TASK: Where a line below holds the string "Sensor", copy that line.

(Structured figure records)
┄┄┄┄┄┄┄┄┄┄

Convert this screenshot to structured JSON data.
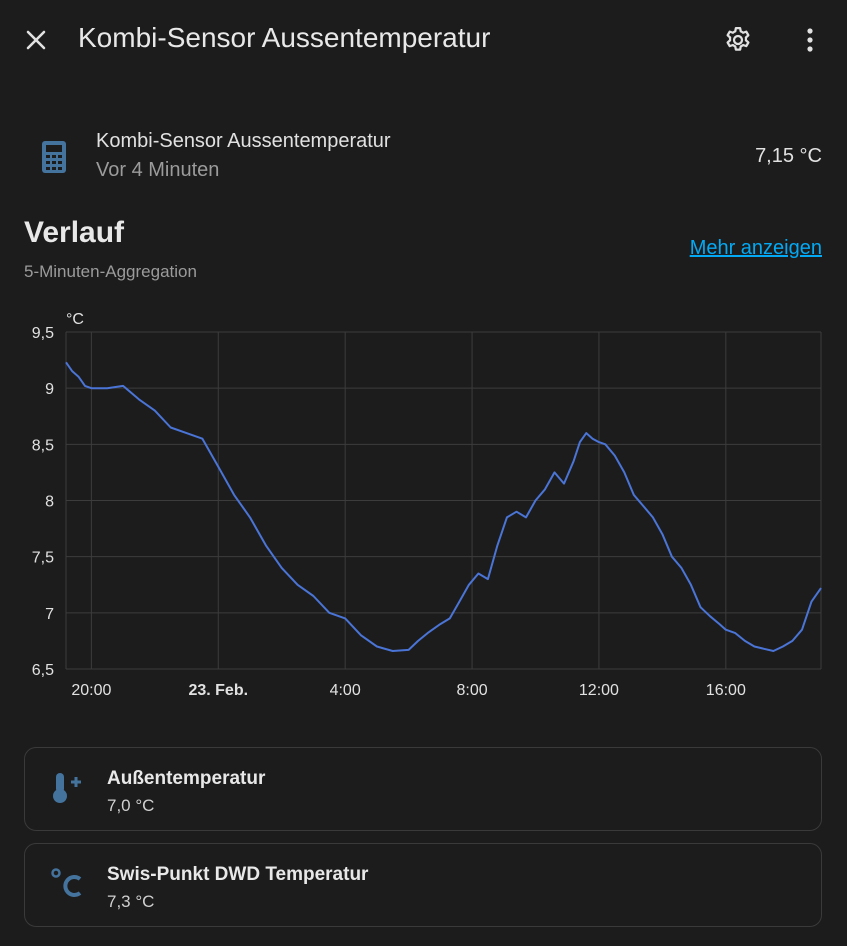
{
  "header": {
    "title": "Kombi-Sensor Aussentemperatur",
    "close_icon": "close-icon",
    "settings_icon": "gear-icon",
    "more_icon": "more-vertical-icon"
  },
  "entity": {
    "icon": "calculator-icon",
    "name": "Kombi-Sensor Aussentemperatur",
    "last_changed": "Vor 4 Minuten",
    "state": "7,15 °C"
  },
  "history": {
    "title": "Verlauf",
    "subtitle": "5-Minuten-Aggregation",
    "more_link": "Mehr anzeigen"
  },
  "chart_data": {
    "type": "line",
    "unit": "°C",
    "y_ticks": [
      "9,5",
      "9",
      "8,5",
      "8",
      "7,5",
      "7",
      "6,5"
    ],
    "x_ticks": [
      "20:00",
      "23. Feb.",
      "4:00",
      "8:00",
      "12:00",
      "16:00"
    ],
    "ylim": [
      6.5,
      9.5
    ],
    "xlim_hours": [
      -0.8,
      23.0
    ],
    "grid": true,
    "line_color": "#4a74d6",
    "series": [
      {
        "x": [
          -0.8,
          -0.6,
          -0.4,
          -0.2,
          0,
          0.5,
          1,
          1.5,
          2,
          2.5,
          3,
          3.5,
          4,
          4.5,
          5,
          5.5,
          6,
          6.5,
          7,
          7.5,
          8,
          8.5,
          9,
          9.5,
          10,
          10.3,
          10.6,
          11,
          11.3,
          11.6,
          11.9,
          12.2,
          12.5,
          12.8,
          13.1,
          13.4,
          13.7,
          14,
          14.3,
          14.6,
          14.9,
          15.2,
          15.4,
          15.6,
          15.8,
          16,
          16.2,
          16.5,
          16.8,
          17.1,
          17.4,
          17.7,
          18,
          18.3,
          18.6,
          18.9,
          19.2,
          19.5,
          19.8,
          20,
          20.3,
          20.6,
          20.9,
          21.2,
          21.5,
          21.8,
          22.1,
          22.4,
          22.7,
          23
        ],
        "y": [
          9.23,
          9.15,
          9.1,
          9.02,
          9.0,
          9.0,
          9.02,
          8.9,
          8.8,
          8.65,
          8.6,
          8.55,
          8.3,
          8.05,
          7.85,
          7.6,
          7.4,
          7.25,
          7.15,
          7.0,
          6.95,
          6.8,
          6.7,
          6.66,
          6.67,
          6.75,
          6.82,
          6.9,
          6.95,
          7.1,
          7.25,
          7.35,
          7.3,
          7.6,
          7.85,
          7.9,
          7.85,
          8.0,
          8.1,
          8.25,
          8.15,
          8.35,
          8.52,
          8.6,
          8.55,
          8.52,
          8.5,
          8.4,
          8.25,
          8.05,
          7.95,
          7.85,
          7.7,
          7.5,
          7.4,
          7.25,
          7.05,
          6.97,
          6.9,
          6.85,
          6.82,
          6.75,
          6.7,
          6.68,
          6.66,
          6.7,
          6.75,
          6.85,
          7.1,
          7.22
        ]
      }
    ]
  },
  "cards": [
    {
      "icon": "thermometer-plus-icon",
      "name": "Außentemperatur",
      "state": "7,0 °C"
    },
    {
      "icon": "celsius-icon",
      "name": "Swis-Punkt DWD Temperatur",
      "state": "7,3 °C"
    }
  ]
}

┄┄┄┄┄┄┄┄┄┄

SOLUTION:
    "title": "Kombi-Sensor Aussentemperatur",
    "name": "Kombi-Sensor Aussentemperatur",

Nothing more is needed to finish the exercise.